Write out the listing beneath this instruction in its entirety, exactly as it reads.

------------------------------------------------------------------------

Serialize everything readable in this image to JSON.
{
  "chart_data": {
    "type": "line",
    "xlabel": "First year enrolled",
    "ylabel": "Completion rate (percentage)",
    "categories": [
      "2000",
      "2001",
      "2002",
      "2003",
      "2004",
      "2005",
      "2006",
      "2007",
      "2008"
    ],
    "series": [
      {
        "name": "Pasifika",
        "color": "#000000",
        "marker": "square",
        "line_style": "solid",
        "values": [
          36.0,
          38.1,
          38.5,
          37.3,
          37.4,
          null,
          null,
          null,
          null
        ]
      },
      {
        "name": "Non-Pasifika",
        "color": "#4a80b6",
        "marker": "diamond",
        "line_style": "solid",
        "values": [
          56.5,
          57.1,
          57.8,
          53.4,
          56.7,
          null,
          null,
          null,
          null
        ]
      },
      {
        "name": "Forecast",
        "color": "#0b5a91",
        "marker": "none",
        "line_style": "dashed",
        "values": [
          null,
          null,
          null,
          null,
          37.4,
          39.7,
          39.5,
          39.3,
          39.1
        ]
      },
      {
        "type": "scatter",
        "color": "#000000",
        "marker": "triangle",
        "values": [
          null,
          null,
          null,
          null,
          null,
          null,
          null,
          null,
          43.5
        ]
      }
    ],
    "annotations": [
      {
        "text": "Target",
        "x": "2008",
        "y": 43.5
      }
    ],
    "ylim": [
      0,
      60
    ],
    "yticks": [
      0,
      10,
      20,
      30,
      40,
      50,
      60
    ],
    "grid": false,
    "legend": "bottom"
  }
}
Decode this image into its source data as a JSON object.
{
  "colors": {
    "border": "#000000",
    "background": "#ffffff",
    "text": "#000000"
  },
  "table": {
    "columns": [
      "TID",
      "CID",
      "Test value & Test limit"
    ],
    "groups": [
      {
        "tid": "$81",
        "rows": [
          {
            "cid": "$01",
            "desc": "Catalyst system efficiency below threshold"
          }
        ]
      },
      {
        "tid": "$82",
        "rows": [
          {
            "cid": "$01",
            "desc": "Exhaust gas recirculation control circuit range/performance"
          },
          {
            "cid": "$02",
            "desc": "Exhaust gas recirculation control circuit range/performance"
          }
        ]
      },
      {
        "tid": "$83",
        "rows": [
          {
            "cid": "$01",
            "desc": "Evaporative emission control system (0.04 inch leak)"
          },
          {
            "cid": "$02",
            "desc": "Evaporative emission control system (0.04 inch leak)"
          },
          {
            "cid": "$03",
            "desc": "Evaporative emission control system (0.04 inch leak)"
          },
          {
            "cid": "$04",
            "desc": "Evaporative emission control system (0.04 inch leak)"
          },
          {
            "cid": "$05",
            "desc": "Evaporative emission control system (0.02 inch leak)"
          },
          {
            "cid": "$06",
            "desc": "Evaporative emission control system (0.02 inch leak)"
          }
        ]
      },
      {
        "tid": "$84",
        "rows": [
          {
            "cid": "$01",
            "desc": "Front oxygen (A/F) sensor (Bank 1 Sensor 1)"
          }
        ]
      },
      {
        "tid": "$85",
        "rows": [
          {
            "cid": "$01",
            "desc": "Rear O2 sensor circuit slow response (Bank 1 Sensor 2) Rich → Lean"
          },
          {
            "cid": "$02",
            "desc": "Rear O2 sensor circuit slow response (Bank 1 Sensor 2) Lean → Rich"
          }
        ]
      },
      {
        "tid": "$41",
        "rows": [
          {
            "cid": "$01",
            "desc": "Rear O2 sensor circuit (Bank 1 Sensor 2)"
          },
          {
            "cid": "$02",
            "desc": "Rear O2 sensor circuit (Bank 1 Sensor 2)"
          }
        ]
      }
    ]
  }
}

------------------------------------------------------------------------

#### [Solution to this exercise]
Serialize everything readable in this image to JSON.
{
  "chart_data": {
    "type": "line",
    "xlabel": "First year enrolled",
    "ylabel": "Completion rate (percentage)",
    "categories": [
      "2000",
      "2001",
      "2002",
      "2003",
      "2004",
      "2005",
      "2006",
      "2007",
      "2008"
    ],
    "series": [
      {
        "name": "Pasifika",
        "color": "#000000",
        "marker": "square",
        "line_style": "solid",
        "values": [
          36.0,
          38.1,
          38.5,
          37.3,
          37.4,
          null,
          null,
          null,
          null
        ]
      },
      {
        "name": "Non-Pasifika",
        "color": "#4a80b6",
        "marker": "diamond",
        "line_style": "solid",
        "values": [
          56.5,
          57.1,
          57.8,
          53.4,
          56.7,
          null,
          null,
          null,
          null
        ]
      },
      {
        "name": "Forecast",
        "color": "#0b5a91",
        "marker": "none",
        "line_style": "dashed",
        "values": [
          null,
          null,
          null,
          null,
          37.4,
          39.7,
          39.5,
          39.3,
          39.1
        ]
      },
      {
        "type": "scatter",
        "color": "#000000",
        "marker": "triangle",
        "values": [
          null,
          null,
          null,
          null,
          null,
          null,
          null,
          null,
          43.5
        ]
      }
    ],
    "annotations": [
      {
        "text": "Target",
        "x": "2008",
        "y": 43.5
      }
    ],
    "ylim": [
      0,
      60
    ],
    "yticks": [
      0,
      10,
      20,
      30,
      40,
      50,
      60
    ],
    "grid": false,
    "legend": "bottom"
  }
}
Decode this image into its source data as a JSON object.
{
  "colors": {
    "border": "#000000",
    "background": "#ffffff",
    "text": "#000000"
  },
  "table": {
    "columns": [
      "TID",
      "CID",
      "Test value & Test limit"
    ],
    "groups": [
      {
        "tid": "$81",
        "rows": [
          {
            "cid": "$01",
            "desc": "Catalyst system efficiency below threshold"
          }
        ]
      },
      {
        "tid": "$82",
        "rows": [
          {
            "cid": "$01",
            "desc": "Exhaust gas recirculation control circuit range/performance"
          },
          {
            "cid": "$02",
            "desc": "Exhaust gas recirculation control circuit range/performance"
          }
        ]
      },
      {
        "tid": "$83",
        "rows": [
          {
            "cid": "$01",
            "desc": "Evaporative emission control system (0.04 inch leak)"
          },
          {
            "cid": "$02",
            "desc": "Evaporative emission control system (0.04 inch leak)"
          },
          {
            "cid": "$03",
            "desc": "Evaporative emission control system (0.04 inch leak)"
          },
          {
            "cid": "$04",
            "desc": "Evaporative emission control system (0.04 inch leak)"
          },
          {
            "cid": "$05",
            "desc": "Evaporative emission control system (0.02 inch leak)"
          },
          {
            "cid": "$06",
            "desc": "Evaporative emission control system (0.02 inch leak)"
          }
        ]
      },
      {
        "tid": "$84",
        "rows": [
          {
            "cid": "$01",
            "desc": "Front oxygen (A/F) sensor (Bank 1 Sensor 1)"
          }
        ]
      },
      {
        "tid": "$85",
        "rows": [
          {
            "cid": "$01",
            "desc": "Rear O2 sensor circuit slow response (Bank 1 Sensor 2) Rich → Lean"
          },
          {
            "cid": "$02",
            "desc": "Rear O2 sensor circuit slow response (Bank 1 Sensor 2) Lean → Rich"
          }
        ]
      },
      {
        "tid": "$41",
        "rows": [
          {
            "cid": "$01",
            "desc": "Rear O2 sensor circuit (Bank 1 Sensor 2)"
          },
          {
            "cid": "$02",
            "desc": "Rear O2 sensor circuit (Bank 1 Sensor 2)"
          }
        ]
      }
    ]
  }
}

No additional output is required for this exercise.